--- Given data ---

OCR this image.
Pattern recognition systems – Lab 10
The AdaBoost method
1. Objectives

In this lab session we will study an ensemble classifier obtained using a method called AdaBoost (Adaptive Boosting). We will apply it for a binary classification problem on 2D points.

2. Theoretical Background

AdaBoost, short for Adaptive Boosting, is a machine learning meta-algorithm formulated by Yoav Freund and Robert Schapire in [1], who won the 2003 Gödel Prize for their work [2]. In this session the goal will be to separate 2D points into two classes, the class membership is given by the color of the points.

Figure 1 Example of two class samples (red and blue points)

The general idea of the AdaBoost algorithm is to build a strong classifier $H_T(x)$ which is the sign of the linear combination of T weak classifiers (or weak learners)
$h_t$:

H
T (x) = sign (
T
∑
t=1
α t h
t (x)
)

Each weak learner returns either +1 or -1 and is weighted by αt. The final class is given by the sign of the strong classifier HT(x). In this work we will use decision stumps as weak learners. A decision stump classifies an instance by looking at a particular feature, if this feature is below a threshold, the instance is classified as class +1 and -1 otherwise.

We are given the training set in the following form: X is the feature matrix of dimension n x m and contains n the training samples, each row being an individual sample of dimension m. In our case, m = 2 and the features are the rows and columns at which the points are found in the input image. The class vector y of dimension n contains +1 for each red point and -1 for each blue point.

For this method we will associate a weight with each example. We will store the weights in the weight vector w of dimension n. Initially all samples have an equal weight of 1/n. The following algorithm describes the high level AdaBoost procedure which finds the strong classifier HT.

---

## Given problem
Write out all the entries exactly.

## The reply
OCR this image.
Pattern recognition systems – Lab 10
The AdaBoost method
1. Objectives

In this lab session we will study an ensemble classifier obtained using a method called AdaBoost (Adaptive Boosting). We will apply it for a binary classification problem on 2D points.

2. Theoretical Background

AdaBoost, short for Adaptive Boosting, is a machine learning meta-algorithm formulated by Yoav Freund and Robert Schapire in [1], who won the 2003 Gödel Prize for their work [2]. In this session the goal will be to separate 2D points into two classes, the class membership is given by the color of the points.

Figure 1 Example of two class samples (red and blue points)

The general idea of the AdaBoost algorithm is to build a strong classifier $H_T(x)$ which is the sign of the linear combination of T weak classifiers (or weak learners)
$h_t$:

H
T (x) = sign (
T
∑
t=1
α t h
t (x)
)

Each weak learner returns either +1 or -1 and is weighted by αt. The final class is given by the sign of the strong classifier HT(x). In this work we will use decision stumps as weak learners. A decision stump classifies an instance by looking at a particular feature, if this feature is below a threshold, the instance is classified as class +1 and -1 otherwise.

We are given the training set in the following form: X is the feature matrix of dimension n x m and contains n the training samples, each row being an individual sample of dimension m. In our case, m = 2 and the features are the rows and columns at which the points are found in the input image. The class vector y of dimension n contains +1 for each red point and -1 for each blue point.

For this method we will associate a weight with each example. We will store the weights in the weight vector w of dimension n. Initially all samples have an equal weight of 1/n. The following algorithm describes the high level AdaBoost procedure which finds the strong classifier HT.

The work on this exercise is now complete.